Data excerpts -
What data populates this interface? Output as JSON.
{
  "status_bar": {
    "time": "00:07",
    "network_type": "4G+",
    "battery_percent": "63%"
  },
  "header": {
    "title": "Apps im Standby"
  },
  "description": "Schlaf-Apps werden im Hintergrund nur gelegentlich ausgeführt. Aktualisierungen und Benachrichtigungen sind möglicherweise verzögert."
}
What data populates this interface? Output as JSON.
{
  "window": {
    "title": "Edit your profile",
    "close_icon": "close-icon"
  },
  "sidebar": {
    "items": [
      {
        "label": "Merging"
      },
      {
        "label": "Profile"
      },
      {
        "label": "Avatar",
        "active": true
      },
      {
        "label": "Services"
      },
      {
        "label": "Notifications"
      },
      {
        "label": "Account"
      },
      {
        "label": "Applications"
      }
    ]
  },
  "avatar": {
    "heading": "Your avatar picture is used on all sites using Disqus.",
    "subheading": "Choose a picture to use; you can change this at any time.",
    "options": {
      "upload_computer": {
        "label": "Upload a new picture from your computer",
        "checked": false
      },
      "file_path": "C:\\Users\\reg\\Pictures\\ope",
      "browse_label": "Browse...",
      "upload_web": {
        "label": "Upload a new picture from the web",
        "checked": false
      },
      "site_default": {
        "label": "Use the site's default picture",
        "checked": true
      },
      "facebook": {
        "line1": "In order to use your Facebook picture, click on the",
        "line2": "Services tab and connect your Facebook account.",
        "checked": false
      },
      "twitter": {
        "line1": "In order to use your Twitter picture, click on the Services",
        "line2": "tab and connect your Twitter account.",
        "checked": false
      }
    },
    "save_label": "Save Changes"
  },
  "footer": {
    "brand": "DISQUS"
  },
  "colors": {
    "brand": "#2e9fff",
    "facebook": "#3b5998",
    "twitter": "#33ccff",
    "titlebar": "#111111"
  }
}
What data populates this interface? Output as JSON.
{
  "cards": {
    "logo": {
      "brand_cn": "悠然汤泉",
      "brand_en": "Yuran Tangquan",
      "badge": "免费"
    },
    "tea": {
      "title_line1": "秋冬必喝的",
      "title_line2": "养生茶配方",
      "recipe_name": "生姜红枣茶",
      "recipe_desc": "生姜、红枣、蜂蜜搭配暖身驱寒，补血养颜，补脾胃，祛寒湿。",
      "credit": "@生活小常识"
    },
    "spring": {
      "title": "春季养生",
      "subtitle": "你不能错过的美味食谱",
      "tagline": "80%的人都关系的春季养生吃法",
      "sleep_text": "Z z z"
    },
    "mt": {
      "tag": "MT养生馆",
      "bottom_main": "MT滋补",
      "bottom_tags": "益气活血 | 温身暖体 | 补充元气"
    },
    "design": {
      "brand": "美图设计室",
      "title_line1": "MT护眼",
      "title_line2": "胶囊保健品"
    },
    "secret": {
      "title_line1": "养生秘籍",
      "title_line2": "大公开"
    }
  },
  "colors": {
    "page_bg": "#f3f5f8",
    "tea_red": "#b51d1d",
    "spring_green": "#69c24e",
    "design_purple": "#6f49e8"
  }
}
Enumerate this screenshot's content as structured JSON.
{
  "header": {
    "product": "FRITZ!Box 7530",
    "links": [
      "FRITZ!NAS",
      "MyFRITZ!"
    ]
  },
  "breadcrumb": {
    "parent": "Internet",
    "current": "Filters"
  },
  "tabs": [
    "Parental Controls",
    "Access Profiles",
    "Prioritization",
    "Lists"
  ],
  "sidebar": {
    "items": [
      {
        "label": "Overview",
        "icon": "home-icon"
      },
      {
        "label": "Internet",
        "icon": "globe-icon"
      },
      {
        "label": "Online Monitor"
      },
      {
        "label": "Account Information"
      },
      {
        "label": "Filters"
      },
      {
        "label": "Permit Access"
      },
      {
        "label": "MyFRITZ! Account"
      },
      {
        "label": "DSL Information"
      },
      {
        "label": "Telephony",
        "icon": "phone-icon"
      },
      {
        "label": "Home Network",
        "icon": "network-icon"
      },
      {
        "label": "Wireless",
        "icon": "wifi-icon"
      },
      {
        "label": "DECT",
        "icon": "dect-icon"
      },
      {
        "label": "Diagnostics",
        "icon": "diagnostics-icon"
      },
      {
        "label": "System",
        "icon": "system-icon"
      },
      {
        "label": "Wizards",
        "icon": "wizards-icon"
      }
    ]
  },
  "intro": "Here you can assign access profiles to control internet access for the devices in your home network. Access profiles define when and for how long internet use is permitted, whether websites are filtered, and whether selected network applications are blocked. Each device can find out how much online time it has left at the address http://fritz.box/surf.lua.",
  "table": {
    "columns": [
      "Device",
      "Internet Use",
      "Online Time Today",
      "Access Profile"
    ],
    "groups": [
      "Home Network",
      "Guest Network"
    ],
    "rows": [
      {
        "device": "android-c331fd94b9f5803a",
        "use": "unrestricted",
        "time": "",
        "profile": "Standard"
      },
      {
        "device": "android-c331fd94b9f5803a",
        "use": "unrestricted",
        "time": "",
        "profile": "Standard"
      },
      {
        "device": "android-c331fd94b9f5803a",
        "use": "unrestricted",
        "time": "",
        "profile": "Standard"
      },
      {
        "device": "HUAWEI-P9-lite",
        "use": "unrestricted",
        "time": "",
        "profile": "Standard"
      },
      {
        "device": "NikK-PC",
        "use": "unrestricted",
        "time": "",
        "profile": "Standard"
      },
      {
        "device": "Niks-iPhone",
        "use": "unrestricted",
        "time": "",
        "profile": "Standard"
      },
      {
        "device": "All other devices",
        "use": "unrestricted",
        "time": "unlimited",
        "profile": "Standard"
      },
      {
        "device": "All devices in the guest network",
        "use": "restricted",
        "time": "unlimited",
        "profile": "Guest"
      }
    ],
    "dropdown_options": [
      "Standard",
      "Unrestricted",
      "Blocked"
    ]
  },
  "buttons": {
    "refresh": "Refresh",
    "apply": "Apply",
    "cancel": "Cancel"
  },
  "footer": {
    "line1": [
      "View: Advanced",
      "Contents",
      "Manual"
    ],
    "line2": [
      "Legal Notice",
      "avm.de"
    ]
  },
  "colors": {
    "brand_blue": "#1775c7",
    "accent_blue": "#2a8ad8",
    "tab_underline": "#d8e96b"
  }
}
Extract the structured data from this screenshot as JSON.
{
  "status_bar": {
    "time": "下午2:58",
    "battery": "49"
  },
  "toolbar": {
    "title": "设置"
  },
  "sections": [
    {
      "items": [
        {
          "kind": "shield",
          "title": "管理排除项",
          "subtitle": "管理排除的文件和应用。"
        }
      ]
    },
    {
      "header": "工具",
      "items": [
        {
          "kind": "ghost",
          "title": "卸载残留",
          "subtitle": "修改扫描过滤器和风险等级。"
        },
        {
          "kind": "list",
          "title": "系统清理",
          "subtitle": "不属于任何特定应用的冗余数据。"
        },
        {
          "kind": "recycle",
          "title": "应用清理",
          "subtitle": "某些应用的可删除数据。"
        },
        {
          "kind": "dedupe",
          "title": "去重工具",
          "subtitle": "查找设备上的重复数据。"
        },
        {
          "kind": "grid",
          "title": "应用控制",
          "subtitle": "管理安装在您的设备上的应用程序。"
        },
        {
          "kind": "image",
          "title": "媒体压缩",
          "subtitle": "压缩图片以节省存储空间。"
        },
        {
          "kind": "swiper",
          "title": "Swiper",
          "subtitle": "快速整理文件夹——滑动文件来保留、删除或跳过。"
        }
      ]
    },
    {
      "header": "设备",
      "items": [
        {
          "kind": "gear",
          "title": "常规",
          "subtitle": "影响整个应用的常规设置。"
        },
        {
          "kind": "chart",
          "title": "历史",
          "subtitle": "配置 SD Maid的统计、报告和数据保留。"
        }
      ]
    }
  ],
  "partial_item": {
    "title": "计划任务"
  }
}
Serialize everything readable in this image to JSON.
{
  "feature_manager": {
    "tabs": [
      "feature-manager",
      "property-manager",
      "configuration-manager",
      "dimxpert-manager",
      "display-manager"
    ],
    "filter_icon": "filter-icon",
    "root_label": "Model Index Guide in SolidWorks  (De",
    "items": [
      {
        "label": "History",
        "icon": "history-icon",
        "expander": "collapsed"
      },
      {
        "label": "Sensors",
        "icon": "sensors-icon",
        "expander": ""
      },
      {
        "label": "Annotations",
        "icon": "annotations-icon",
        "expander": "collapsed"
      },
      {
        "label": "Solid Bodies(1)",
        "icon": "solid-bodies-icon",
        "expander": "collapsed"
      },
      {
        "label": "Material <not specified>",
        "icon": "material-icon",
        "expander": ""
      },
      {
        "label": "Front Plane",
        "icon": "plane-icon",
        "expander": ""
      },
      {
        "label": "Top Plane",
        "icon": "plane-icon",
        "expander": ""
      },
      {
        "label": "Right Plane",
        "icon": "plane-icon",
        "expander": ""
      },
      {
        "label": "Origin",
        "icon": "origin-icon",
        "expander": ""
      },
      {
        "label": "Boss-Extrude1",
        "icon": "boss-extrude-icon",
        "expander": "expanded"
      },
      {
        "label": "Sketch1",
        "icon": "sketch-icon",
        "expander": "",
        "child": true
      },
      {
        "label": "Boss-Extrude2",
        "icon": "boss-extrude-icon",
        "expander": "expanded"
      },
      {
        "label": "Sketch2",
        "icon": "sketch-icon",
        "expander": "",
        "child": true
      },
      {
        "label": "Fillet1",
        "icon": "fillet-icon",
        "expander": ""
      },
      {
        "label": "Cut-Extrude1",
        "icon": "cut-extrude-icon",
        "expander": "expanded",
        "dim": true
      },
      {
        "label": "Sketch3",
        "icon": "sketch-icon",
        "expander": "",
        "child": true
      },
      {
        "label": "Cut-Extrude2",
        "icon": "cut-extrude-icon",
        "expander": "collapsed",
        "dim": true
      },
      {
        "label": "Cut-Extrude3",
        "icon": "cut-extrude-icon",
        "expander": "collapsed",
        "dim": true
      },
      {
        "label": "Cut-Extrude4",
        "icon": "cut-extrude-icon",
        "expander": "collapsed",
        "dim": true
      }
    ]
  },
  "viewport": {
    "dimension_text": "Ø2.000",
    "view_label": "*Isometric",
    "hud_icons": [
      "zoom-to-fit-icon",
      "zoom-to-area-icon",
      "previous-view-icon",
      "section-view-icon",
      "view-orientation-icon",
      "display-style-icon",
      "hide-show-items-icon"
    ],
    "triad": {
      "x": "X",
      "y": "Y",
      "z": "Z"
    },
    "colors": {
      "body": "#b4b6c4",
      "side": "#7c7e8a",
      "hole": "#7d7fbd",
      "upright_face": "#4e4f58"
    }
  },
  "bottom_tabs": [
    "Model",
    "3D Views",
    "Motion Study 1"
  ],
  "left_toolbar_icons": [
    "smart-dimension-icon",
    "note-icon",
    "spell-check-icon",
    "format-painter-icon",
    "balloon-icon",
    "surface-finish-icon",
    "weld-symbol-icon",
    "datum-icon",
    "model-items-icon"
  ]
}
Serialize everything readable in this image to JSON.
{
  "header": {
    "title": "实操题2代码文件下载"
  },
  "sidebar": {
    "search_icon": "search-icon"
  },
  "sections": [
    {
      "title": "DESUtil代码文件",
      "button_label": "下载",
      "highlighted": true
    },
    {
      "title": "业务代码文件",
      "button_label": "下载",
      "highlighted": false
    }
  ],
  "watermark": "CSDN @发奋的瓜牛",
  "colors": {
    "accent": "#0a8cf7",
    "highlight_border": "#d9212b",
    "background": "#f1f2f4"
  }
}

Challenge - Pull out every line containing "Services".

Answer in full -
        "label": "Services"
        "line2": "Services tab and connect your Facebook account.",
        "line1": "In order to use your Twitter picture, click on the Services",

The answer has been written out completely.